Can you find the lines of the listing that include "spicetify" and copy every one?
— Begin Records for the task —
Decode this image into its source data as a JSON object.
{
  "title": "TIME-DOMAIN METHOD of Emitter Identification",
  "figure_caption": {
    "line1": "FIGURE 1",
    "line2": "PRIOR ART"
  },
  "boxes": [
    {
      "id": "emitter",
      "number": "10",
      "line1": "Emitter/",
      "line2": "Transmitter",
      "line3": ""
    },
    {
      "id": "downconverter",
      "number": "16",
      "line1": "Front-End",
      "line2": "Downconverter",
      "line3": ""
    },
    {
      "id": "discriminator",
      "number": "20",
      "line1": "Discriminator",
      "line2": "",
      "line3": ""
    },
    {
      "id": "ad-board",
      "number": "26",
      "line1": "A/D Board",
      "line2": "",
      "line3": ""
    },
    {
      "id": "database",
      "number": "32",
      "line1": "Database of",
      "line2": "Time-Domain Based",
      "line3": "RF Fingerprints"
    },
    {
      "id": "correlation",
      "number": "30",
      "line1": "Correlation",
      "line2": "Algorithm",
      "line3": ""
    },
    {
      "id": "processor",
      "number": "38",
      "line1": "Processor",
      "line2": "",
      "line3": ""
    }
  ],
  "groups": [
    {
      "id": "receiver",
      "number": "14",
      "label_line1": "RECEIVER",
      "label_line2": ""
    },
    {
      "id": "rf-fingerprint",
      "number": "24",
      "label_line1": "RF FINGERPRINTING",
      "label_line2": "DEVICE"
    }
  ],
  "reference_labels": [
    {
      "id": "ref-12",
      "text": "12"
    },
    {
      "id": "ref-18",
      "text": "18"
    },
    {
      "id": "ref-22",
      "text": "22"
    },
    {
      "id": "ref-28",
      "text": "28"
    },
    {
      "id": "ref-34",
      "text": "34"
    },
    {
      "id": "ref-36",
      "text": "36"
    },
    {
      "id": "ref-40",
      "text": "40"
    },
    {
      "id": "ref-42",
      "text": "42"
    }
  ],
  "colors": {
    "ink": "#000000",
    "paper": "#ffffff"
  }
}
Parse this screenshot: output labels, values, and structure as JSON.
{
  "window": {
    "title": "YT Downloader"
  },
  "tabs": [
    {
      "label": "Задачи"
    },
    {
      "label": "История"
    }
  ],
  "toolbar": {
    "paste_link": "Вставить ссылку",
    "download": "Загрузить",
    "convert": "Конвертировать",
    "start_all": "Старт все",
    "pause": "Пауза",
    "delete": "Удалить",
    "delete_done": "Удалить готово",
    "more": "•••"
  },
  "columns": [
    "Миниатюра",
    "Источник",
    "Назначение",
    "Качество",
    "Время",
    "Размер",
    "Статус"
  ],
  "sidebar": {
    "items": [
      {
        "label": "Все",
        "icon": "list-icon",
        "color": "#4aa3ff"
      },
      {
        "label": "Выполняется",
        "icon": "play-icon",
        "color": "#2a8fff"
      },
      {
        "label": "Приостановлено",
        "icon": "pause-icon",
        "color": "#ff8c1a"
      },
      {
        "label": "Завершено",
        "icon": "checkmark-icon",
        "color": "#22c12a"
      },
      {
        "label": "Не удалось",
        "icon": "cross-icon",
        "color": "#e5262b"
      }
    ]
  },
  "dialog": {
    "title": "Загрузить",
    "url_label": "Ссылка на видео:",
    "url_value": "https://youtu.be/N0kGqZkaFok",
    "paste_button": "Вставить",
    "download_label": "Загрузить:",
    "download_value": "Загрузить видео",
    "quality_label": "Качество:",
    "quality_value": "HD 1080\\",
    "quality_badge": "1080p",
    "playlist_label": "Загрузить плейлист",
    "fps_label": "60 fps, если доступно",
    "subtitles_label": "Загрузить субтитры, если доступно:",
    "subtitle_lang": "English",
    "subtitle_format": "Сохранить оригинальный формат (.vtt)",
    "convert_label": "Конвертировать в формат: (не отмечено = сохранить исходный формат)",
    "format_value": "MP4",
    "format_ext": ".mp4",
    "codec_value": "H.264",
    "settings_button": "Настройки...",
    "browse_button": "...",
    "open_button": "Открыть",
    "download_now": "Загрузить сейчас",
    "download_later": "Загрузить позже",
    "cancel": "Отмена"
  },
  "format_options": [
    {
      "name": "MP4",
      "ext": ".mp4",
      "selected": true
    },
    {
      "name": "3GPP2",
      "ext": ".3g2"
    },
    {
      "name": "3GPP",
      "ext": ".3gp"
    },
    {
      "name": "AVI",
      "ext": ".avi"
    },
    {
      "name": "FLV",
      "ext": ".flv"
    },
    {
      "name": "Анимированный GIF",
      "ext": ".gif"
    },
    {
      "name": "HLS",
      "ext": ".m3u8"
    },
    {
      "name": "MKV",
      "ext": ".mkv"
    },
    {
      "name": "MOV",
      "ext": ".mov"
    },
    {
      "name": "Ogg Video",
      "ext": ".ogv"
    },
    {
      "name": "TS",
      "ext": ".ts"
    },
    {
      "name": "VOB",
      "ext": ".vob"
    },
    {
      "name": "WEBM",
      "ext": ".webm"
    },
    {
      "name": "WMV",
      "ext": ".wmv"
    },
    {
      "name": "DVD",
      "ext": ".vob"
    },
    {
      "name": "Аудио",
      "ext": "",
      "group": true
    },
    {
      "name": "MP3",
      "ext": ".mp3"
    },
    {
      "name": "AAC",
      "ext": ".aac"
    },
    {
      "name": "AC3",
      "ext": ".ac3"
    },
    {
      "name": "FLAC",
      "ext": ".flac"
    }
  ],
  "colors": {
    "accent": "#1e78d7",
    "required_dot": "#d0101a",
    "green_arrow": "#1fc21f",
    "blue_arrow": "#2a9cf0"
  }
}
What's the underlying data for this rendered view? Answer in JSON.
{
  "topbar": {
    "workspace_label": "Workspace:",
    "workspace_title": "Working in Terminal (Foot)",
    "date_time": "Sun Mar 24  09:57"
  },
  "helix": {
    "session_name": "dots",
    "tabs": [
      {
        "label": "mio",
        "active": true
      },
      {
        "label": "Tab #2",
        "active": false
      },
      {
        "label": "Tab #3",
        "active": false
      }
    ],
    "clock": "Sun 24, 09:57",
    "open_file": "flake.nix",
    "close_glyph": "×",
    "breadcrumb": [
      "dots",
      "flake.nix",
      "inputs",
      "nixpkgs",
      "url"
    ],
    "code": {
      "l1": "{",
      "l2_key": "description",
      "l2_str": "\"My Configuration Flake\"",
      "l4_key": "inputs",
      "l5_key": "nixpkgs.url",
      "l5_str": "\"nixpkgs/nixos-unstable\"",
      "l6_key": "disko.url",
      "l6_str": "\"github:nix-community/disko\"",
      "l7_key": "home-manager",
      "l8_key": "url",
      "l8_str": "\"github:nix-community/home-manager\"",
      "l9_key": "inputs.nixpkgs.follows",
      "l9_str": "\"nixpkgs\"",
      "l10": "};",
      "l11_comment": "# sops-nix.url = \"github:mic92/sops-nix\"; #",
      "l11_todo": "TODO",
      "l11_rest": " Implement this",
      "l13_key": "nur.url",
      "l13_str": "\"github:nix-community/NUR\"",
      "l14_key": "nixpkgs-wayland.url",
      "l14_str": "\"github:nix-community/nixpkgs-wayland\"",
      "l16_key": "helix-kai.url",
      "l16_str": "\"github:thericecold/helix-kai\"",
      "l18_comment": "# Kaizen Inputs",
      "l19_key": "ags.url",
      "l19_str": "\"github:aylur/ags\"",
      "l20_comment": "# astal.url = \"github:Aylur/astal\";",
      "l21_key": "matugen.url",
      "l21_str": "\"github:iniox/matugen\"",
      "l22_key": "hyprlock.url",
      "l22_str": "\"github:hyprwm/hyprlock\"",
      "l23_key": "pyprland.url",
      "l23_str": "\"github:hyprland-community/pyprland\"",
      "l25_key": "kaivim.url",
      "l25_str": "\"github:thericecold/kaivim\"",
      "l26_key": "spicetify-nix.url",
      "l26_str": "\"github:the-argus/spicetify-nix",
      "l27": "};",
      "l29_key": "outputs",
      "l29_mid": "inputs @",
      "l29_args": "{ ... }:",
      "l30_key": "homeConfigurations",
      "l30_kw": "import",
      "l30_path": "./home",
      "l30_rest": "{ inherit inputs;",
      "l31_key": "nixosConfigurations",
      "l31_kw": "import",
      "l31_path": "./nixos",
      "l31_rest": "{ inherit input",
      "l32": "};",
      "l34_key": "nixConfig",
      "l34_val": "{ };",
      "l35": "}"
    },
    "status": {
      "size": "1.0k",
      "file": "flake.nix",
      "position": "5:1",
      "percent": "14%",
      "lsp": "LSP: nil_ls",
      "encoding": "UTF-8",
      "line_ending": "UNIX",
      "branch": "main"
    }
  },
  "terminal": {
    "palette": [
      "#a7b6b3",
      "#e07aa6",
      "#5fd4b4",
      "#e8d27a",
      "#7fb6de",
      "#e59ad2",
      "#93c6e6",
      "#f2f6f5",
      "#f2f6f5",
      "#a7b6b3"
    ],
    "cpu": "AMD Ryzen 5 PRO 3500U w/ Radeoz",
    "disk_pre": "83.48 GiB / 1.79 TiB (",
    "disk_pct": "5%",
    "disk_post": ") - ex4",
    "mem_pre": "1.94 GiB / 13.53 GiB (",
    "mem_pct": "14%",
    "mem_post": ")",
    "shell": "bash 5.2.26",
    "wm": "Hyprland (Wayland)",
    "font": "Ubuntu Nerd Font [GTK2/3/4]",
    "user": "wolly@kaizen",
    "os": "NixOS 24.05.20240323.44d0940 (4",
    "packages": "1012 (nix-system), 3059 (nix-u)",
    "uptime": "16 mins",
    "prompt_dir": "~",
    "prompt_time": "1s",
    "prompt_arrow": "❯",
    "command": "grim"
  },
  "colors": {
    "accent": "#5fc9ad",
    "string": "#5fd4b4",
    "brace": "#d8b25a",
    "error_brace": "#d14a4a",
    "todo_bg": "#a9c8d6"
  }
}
— End Records for the task —
- **Answer to the task**
      "l26_key": "spicetify-nix.url",
      "l26_str": "\"github:the-argus/spicetify-nix",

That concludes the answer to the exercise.